[START OF PROVIDED RECORDS]

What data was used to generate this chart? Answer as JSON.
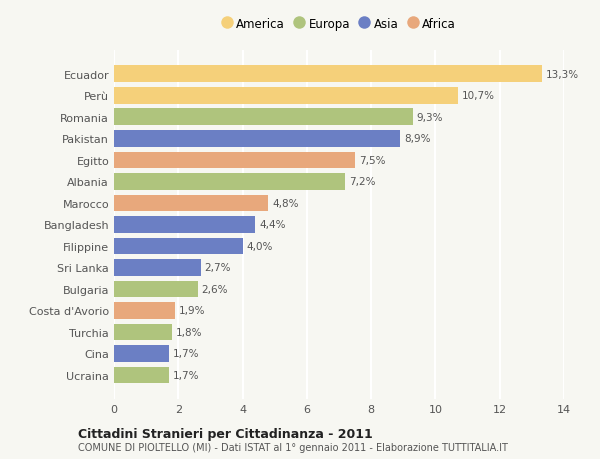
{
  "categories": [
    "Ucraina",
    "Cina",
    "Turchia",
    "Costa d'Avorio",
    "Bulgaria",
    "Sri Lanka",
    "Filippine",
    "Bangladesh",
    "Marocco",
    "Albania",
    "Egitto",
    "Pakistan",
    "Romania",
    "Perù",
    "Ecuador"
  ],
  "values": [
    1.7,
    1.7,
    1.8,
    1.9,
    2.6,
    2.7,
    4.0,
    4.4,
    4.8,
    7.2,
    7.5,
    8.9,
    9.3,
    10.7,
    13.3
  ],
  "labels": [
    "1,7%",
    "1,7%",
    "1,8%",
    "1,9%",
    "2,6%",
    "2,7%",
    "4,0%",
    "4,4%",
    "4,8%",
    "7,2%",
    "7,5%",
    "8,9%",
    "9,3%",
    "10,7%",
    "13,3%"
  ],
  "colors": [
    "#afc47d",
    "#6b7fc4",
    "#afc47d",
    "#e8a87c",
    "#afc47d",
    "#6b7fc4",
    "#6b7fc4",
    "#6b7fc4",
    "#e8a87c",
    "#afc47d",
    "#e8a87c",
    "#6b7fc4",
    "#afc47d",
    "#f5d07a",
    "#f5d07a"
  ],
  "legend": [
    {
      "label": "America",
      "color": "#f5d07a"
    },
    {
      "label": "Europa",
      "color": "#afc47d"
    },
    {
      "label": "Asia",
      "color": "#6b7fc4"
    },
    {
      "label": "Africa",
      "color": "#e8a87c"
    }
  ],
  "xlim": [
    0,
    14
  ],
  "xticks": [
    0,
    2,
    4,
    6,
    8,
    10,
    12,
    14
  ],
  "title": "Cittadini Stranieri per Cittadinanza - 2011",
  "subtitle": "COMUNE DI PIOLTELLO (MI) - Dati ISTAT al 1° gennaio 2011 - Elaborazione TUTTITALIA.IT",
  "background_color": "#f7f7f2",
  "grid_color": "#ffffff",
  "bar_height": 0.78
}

[END OF PROVIDED RECORDS]
[START OF PROVIDED RECORDS]

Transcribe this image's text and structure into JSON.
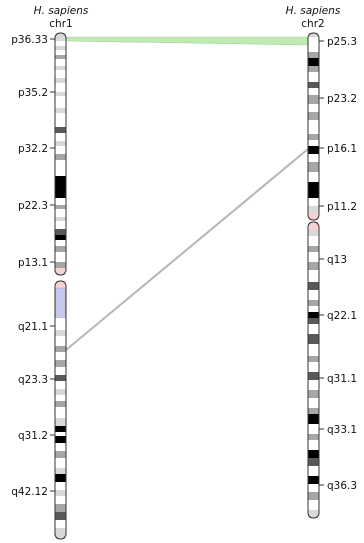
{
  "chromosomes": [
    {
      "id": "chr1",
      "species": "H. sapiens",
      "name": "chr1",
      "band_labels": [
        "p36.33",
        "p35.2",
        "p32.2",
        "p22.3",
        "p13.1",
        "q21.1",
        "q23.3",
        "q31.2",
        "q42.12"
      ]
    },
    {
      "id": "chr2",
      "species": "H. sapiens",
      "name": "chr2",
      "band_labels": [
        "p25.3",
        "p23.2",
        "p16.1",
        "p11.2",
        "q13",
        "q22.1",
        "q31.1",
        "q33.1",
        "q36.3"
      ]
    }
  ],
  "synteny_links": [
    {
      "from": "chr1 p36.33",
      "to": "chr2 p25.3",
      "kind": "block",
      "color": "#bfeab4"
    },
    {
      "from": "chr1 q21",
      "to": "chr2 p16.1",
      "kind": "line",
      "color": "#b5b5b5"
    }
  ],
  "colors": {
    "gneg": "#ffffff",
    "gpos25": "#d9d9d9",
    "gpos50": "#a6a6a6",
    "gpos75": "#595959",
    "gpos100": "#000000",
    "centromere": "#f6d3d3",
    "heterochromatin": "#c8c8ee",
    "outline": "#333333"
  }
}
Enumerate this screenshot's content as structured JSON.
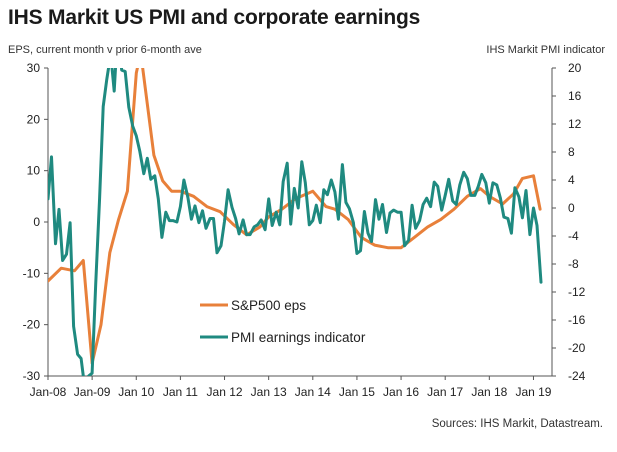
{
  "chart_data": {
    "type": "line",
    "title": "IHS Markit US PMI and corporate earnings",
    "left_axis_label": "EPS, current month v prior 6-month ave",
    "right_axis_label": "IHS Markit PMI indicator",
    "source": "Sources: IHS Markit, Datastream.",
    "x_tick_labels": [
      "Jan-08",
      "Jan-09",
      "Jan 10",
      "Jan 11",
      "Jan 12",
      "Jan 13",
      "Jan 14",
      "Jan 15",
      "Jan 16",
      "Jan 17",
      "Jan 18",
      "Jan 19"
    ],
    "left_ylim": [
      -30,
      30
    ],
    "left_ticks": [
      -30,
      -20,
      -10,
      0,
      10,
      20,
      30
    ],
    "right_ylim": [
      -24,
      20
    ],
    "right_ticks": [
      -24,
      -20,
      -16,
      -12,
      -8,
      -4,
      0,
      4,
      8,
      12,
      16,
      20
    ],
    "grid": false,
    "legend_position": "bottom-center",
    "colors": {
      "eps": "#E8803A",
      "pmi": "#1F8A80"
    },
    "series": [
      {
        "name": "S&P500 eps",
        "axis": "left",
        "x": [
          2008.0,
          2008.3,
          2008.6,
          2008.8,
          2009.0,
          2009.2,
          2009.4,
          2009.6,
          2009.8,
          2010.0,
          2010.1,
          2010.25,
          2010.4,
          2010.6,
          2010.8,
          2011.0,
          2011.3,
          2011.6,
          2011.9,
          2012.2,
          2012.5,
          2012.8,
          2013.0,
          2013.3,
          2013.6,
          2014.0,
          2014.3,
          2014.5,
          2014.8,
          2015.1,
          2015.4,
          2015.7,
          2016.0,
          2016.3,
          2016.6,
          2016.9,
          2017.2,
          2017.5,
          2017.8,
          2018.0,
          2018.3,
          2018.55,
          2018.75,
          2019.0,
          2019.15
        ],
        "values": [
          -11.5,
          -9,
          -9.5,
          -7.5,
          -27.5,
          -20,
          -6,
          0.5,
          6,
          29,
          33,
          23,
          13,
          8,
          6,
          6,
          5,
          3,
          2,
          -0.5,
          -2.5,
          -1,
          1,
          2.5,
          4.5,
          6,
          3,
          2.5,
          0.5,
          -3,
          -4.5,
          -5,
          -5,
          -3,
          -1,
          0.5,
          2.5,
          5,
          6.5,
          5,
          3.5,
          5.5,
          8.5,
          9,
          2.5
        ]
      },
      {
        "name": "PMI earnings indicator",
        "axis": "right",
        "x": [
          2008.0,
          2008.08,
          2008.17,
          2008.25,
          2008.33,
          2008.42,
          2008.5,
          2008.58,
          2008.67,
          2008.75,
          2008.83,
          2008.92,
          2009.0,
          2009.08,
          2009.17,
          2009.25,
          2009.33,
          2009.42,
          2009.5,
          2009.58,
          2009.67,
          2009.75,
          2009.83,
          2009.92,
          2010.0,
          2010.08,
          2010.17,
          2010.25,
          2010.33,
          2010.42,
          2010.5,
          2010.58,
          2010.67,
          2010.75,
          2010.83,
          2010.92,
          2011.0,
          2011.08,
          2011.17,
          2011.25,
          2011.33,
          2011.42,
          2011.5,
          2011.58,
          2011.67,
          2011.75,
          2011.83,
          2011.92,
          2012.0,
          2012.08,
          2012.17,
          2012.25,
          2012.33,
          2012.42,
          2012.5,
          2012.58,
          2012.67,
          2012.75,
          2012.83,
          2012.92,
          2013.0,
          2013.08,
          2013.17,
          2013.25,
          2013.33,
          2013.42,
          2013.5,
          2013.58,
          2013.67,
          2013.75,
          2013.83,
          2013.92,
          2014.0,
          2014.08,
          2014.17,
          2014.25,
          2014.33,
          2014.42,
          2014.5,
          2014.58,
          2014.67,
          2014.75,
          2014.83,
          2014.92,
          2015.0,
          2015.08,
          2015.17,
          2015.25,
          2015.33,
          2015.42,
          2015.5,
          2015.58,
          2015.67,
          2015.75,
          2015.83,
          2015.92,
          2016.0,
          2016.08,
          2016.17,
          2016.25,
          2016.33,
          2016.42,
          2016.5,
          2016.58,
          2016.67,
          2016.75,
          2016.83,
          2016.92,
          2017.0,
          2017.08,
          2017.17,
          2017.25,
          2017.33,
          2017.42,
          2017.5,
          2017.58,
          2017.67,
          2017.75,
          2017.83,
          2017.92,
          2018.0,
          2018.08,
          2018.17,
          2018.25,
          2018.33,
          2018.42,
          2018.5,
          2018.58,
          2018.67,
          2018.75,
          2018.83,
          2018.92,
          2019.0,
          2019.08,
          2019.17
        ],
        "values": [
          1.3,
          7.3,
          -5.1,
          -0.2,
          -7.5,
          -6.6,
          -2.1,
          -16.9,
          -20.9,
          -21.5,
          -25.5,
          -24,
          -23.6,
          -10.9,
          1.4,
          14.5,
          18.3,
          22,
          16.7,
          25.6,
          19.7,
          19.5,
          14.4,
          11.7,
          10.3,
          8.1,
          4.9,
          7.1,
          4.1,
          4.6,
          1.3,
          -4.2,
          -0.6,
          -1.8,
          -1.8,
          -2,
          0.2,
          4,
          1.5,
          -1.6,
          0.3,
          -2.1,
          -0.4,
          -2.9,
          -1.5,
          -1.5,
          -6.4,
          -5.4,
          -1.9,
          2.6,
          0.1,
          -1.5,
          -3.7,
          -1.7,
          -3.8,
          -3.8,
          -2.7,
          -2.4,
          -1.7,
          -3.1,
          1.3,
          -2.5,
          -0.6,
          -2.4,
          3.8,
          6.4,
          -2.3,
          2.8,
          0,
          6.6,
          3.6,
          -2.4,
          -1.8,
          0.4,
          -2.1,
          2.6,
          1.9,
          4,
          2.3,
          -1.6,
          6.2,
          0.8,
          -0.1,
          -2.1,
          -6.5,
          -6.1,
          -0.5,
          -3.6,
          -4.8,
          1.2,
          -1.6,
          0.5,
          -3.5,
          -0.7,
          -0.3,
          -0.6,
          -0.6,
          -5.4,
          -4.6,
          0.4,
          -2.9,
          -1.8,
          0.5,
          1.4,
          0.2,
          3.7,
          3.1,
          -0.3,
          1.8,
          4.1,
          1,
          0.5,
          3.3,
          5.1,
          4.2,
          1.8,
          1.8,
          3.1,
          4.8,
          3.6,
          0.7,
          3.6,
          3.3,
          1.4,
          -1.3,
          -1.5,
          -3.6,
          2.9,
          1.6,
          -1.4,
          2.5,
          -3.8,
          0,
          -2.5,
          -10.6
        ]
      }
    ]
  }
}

[END OF PROVIDED RECORDS]

WORK INSTRUCTIONS:
Tally up the lines holding the word "indicator" in the data above, and answer with that figure only.

FINAL RESULT:
2